# Raw records
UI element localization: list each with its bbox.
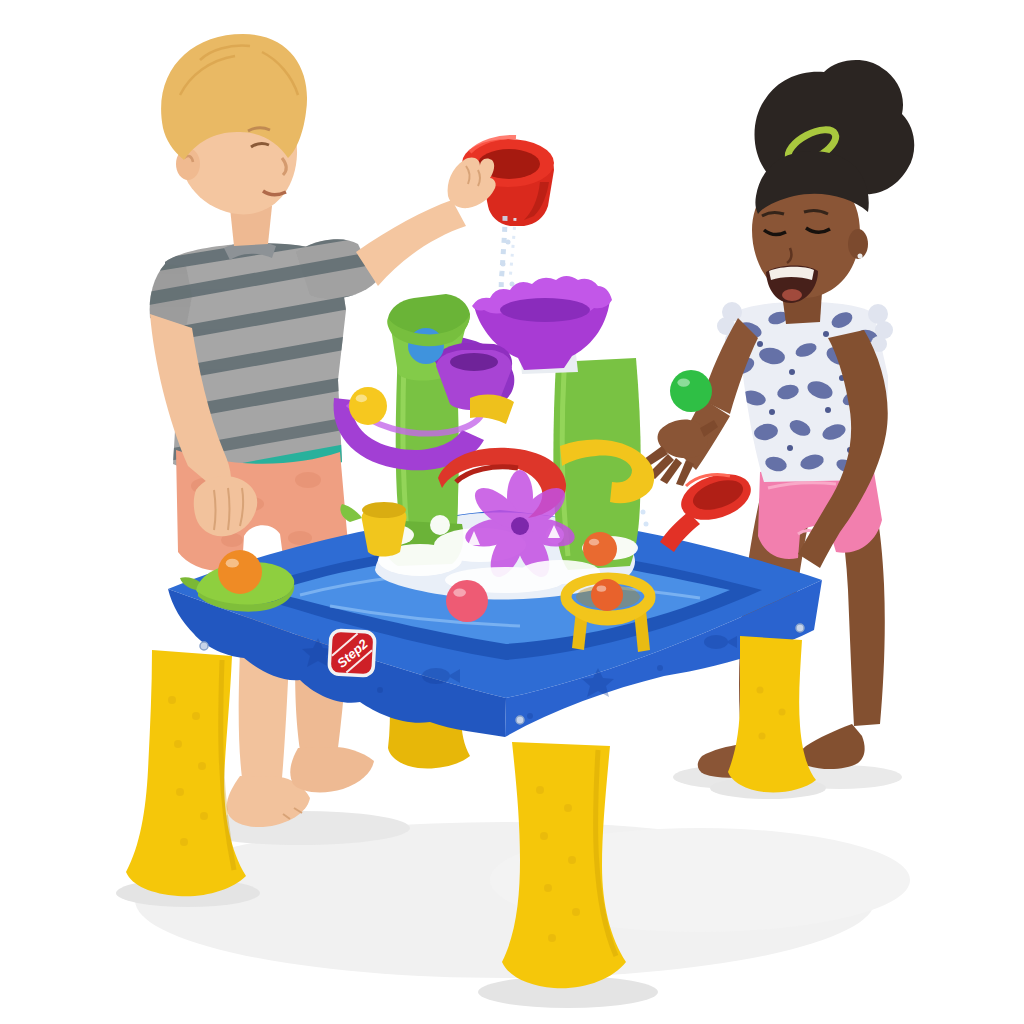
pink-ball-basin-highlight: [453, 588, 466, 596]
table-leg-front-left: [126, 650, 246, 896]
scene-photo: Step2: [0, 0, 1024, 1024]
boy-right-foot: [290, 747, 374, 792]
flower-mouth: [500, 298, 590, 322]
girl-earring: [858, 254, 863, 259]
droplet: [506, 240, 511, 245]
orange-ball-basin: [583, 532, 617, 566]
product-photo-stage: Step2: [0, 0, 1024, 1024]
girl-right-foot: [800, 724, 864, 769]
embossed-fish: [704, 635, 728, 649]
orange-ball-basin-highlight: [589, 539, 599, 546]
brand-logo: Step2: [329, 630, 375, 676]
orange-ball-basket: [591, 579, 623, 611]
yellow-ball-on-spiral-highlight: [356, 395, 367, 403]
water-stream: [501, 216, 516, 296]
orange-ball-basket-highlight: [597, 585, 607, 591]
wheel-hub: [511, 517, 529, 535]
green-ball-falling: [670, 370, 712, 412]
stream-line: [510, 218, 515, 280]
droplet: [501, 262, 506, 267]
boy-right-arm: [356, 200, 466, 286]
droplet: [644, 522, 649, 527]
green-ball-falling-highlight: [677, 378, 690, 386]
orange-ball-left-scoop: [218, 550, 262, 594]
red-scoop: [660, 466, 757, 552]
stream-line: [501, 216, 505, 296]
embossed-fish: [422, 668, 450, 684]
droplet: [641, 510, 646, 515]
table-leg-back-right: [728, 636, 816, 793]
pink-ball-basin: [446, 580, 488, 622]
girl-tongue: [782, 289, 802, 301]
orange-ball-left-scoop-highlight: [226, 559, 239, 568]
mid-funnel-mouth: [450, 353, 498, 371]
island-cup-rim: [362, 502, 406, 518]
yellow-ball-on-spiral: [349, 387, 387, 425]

# Job
Could you copy out the records from the line with "pink-ball-basin-highlight: [453, 588, 466, 596]" up to and including the line with "brand-logo: Step2: [329, 630, 375, 676]" character for character?

# Answer to this problem
pink-ball-basin-highlight: [453, 588, 466, 596]
table-leg-front-left: [126, 650, 246, 896]
scene-photo: Step2: [0, 0, 1024, 1024]
boy-right-foot: [290, 747, 374, 792]
flower-mouth: [500, 298, 590, 322]
girl-earring: [858, 254, 863, 259]
droplet: [506, 240, 511, 245]
orange-ball-basin: [583, 532, 617, 566]
product-photo-stage: Step2: [0, 0, 1024, 1024]
girl-right-foot: [800, 724, 864, 769]
embossed-fish: [704, 635, 728, 649]
orange-ball-basin-highlight: [589, 539, 599, 546]
brand-logo: Step2: [329, 630, 375, 676]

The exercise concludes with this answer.